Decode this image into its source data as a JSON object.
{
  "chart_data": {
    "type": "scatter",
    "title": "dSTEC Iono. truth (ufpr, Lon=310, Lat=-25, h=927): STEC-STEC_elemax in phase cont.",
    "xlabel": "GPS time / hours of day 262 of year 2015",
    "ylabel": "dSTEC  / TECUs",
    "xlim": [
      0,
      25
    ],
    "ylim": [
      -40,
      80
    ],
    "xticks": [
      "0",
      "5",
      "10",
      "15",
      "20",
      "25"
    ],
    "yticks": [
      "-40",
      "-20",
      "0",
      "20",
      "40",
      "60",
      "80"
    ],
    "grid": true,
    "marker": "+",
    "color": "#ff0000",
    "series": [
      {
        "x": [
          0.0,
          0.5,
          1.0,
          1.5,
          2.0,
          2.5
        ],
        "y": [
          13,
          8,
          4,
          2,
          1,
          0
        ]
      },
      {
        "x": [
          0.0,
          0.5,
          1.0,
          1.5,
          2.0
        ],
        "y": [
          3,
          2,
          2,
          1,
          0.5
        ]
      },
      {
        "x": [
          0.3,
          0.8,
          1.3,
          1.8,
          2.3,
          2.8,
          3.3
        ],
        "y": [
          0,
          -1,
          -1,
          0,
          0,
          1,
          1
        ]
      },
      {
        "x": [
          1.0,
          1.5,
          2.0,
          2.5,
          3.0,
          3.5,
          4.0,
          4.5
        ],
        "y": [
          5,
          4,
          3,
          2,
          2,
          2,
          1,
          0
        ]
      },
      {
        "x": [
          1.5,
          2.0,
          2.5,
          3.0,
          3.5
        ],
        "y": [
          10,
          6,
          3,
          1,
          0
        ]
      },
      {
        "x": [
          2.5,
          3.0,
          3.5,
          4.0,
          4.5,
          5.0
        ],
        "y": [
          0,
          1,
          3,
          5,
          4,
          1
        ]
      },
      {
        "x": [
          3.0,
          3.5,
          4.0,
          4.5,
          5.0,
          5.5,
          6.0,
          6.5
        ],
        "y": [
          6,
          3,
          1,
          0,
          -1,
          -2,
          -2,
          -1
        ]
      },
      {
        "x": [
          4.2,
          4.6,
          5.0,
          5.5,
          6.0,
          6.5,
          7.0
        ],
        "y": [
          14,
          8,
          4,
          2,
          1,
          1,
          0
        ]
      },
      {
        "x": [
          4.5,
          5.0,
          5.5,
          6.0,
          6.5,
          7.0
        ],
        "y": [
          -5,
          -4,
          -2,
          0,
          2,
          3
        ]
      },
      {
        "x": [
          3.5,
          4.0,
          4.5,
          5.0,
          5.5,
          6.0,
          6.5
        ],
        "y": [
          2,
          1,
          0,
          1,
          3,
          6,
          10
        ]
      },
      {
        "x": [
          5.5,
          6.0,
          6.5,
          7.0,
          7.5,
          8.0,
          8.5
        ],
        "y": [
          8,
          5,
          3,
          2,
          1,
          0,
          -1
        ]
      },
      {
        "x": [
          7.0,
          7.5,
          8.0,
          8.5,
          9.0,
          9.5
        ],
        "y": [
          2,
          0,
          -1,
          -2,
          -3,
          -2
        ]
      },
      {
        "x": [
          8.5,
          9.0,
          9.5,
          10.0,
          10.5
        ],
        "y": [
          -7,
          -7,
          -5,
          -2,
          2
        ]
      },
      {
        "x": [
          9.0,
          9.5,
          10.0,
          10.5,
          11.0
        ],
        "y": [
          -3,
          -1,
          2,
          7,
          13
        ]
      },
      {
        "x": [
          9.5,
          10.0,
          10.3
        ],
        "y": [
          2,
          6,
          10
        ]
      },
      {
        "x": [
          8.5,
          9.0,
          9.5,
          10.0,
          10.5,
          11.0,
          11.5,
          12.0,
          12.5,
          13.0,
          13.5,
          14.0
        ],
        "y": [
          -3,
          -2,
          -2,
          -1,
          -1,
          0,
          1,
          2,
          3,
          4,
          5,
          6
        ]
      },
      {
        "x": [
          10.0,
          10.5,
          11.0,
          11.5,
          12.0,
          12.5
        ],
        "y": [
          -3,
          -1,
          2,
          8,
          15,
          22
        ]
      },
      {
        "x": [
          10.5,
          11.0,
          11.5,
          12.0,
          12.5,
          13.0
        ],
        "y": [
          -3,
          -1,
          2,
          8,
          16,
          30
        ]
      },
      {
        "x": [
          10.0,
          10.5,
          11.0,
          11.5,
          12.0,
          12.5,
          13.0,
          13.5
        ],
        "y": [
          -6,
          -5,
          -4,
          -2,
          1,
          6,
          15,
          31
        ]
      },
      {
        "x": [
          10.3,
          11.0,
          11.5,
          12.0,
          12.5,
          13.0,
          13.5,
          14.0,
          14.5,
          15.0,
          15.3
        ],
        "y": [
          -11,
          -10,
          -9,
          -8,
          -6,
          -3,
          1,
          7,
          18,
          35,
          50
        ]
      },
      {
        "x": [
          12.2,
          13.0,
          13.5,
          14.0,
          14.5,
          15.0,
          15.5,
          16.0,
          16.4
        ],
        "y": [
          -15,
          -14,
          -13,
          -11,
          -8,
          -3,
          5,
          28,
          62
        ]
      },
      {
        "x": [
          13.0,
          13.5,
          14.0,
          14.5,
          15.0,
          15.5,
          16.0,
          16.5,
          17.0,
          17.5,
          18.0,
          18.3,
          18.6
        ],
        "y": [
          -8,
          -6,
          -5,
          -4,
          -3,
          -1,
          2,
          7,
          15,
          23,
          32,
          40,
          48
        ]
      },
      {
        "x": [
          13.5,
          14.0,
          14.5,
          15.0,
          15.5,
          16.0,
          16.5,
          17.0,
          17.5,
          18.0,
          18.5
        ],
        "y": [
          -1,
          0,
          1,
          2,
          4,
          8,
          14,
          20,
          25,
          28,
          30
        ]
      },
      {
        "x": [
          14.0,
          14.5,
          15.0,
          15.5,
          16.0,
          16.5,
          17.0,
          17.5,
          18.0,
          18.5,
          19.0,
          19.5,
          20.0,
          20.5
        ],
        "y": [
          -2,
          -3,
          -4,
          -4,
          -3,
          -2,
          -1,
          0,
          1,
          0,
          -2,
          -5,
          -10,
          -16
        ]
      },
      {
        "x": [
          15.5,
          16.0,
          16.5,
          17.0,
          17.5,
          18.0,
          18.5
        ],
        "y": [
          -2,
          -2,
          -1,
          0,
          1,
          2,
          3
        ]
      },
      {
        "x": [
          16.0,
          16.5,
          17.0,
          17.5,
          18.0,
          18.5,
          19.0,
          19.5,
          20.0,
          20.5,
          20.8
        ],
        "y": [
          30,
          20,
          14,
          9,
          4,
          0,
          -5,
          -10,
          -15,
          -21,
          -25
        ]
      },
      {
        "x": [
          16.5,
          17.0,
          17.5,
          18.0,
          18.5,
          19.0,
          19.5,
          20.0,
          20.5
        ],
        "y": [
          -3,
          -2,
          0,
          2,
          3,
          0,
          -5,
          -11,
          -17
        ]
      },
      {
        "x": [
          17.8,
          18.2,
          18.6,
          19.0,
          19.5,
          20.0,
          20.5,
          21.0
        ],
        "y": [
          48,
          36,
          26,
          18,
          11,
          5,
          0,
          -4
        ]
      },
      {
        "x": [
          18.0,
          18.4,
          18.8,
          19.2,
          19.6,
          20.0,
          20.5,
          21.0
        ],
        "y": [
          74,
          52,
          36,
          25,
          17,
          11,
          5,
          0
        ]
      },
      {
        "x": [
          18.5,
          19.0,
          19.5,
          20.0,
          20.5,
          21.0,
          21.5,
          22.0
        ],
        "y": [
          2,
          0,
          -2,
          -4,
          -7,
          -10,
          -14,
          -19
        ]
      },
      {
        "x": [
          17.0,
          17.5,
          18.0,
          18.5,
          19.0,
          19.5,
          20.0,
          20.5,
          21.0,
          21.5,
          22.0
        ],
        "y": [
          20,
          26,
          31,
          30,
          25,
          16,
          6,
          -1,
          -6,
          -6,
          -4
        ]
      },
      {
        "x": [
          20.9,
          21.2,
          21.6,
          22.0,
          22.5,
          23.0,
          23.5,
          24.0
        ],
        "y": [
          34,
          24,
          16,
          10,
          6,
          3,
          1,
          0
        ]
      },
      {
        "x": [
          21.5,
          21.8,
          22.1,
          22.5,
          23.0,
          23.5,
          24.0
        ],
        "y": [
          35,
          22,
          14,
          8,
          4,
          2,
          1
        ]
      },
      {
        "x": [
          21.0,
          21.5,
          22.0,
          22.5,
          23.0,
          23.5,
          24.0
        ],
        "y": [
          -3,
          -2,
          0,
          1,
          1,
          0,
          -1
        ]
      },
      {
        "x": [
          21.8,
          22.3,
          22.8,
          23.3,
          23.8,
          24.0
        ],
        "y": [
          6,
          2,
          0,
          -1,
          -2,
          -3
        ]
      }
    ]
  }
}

━━━━━━━━━━

Written exercise
Show the lines of the data that hold the word "dSTEC".

Solution for this exercise
    "title": "dSTEC Iono. truth (ufpr, Lon=310, Lat=-25, h=927): STEC-STEC_elemax in phase cont.",
    "ylabel": "dSTEC  / TECUs",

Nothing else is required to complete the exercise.